[begin Information supplied]

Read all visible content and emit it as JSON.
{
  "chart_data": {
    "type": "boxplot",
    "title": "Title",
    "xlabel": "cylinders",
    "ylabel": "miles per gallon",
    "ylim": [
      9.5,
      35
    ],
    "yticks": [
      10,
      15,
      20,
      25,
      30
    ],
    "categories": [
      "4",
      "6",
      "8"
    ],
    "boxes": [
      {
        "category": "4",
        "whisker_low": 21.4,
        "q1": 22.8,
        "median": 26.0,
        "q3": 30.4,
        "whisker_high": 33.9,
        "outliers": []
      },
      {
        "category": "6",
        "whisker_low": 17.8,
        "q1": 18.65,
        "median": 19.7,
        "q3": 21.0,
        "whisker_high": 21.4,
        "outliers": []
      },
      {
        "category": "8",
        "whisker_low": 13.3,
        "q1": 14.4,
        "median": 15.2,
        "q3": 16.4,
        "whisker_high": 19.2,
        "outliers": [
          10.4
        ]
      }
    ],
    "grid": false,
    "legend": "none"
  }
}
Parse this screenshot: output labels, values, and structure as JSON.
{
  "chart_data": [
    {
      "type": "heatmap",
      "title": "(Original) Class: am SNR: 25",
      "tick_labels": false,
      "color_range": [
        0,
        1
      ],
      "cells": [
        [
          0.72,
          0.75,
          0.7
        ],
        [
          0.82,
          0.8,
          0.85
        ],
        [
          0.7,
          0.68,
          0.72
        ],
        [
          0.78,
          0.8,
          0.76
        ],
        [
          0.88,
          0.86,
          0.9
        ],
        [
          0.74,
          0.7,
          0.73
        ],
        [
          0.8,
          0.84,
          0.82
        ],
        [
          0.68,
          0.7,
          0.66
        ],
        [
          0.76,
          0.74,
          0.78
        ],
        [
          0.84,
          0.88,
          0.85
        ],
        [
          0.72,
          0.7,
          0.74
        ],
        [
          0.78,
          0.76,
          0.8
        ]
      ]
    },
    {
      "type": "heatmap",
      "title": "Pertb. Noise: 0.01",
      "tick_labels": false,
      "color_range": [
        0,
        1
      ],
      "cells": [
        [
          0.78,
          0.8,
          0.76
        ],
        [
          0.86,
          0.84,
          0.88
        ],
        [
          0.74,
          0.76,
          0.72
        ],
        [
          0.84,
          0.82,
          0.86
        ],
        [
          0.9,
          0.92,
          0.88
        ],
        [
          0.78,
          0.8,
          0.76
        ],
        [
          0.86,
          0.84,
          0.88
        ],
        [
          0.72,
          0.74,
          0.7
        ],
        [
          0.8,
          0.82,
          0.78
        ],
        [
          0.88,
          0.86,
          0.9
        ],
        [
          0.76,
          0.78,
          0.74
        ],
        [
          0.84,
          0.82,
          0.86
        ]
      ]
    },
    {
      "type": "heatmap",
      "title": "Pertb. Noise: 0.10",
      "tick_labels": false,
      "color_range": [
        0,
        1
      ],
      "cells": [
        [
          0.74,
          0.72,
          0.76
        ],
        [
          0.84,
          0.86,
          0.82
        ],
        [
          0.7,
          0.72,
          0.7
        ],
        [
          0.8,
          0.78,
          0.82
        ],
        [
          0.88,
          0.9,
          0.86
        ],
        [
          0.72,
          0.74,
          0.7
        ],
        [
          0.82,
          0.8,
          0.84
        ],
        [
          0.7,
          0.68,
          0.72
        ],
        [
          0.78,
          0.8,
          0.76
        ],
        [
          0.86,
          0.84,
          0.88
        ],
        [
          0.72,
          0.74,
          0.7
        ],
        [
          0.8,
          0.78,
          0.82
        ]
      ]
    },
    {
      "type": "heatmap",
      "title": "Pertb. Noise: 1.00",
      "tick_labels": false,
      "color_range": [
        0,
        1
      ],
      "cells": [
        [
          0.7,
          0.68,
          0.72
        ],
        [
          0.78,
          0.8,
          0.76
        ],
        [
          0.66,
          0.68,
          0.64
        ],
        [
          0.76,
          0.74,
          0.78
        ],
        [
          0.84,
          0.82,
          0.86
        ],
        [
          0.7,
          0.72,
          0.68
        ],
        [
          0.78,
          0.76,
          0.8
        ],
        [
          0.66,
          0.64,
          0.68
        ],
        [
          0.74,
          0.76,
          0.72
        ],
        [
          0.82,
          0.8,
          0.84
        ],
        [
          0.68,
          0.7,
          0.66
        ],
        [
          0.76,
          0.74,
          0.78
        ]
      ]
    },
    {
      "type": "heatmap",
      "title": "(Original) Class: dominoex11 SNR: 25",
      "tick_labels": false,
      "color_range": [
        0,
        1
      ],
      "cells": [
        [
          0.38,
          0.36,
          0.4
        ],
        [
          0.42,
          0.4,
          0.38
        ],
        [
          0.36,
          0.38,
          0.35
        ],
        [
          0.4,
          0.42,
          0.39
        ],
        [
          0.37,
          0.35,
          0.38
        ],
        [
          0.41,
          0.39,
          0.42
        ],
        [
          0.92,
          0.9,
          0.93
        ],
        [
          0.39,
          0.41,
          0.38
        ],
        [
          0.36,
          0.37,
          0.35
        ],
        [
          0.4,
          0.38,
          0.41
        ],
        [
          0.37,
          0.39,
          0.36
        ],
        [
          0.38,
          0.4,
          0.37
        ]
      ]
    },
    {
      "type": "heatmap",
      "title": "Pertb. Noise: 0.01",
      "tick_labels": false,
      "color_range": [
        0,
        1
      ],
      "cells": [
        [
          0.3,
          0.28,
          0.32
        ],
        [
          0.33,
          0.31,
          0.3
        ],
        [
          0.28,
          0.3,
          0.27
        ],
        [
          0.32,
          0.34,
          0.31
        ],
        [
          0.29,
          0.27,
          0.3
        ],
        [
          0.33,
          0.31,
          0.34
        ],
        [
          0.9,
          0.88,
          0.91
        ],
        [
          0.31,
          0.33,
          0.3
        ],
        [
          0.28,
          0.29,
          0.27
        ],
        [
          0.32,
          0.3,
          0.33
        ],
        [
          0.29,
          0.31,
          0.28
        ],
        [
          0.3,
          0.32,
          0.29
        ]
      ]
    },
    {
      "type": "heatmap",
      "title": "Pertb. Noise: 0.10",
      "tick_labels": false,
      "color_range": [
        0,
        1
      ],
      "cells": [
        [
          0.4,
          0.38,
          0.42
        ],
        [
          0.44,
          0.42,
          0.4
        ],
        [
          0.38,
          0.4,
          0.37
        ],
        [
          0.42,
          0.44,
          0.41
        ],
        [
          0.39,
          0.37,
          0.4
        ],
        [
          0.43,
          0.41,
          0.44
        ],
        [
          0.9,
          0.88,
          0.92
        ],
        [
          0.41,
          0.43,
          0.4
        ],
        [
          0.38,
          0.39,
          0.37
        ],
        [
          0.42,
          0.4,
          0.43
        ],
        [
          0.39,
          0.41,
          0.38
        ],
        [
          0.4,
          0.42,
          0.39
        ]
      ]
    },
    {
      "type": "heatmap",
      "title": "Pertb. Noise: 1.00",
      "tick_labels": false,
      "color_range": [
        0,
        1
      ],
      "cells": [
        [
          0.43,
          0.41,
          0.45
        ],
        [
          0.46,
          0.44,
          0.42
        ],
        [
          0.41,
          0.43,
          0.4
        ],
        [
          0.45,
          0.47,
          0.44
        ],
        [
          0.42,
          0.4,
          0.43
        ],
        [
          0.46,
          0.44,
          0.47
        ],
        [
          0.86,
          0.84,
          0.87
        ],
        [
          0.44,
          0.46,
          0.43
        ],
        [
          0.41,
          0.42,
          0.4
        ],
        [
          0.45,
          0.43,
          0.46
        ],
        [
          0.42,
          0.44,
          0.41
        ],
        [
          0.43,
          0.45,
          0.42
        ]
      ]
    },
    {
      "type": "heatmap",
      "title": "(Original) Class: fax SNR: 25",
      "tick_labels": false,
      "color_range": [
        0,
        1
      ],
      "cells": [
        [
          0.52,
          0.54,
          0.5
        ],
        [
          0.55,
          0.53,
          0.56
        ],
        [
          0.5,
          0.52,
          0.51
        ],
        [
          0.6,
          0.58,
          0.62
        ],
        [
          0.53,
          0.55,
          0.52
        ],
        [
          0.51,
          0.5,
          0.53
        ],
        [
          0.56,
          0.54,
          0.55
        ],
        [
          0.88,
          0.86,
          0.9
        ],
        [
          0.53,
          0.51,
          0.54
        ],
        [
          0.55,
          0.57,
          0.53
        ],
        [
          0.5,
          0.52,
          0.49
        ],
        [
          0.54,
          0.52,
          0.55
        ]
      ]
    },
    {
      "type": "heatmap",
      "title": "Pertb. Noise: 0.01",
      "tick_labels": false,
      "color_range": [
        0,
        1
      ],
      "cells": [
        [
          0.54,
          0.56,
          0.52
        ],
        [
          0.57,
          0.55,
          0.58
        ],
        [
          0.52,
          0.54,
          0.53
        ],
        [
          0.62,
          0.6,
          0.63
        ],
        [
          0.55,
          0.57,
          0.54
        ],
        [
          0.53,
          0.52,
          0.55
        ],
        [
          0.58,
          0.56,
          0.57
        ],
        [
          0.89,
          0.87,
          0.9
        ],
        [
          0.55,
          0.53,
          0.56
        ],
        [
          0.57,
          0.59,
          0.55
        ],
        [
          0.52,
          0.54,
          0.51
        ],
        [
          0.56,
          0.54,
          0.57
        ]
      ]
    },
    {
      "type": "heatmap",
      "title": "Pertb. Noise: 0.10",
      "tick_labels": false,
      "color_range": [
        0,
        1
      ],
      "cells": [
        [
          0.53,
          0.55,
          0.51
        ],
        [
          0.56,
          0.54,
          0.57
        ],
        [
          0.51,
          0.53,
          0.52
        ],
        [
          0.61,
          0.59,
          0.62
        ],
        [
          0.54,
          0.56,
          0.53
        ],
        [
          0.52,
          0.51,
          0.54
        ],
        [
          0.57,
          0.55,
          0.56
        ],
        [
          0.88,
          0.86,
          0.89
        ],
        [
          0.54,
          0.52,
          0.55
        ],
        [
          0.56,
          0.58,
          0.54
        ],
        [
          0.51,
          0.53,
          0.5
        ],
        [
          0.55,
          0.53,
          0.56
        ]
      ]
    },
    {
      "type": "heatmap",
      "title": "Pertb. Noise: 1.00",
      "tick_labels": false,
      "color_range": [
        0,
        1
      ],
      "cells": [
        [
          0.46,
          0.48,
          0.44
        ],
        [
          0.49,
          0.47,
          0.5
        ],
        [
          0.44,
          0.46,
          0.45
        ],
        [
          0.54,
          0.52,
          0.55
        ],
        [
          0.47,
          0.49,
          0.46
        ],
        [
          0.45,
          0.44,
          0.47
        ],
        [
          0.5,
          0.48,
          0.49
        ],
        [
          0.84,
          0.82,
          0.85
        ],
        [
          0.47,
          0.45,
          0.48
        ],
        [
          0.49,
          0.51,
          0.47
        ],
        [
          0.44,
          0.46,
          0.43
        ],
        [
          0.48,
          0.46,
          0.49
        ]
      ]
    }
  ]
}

[end Information supplied]

= Stated exercise =
Looking at the records above, tally the lines holding "Class" and reply with that number only.

= Complete output =
3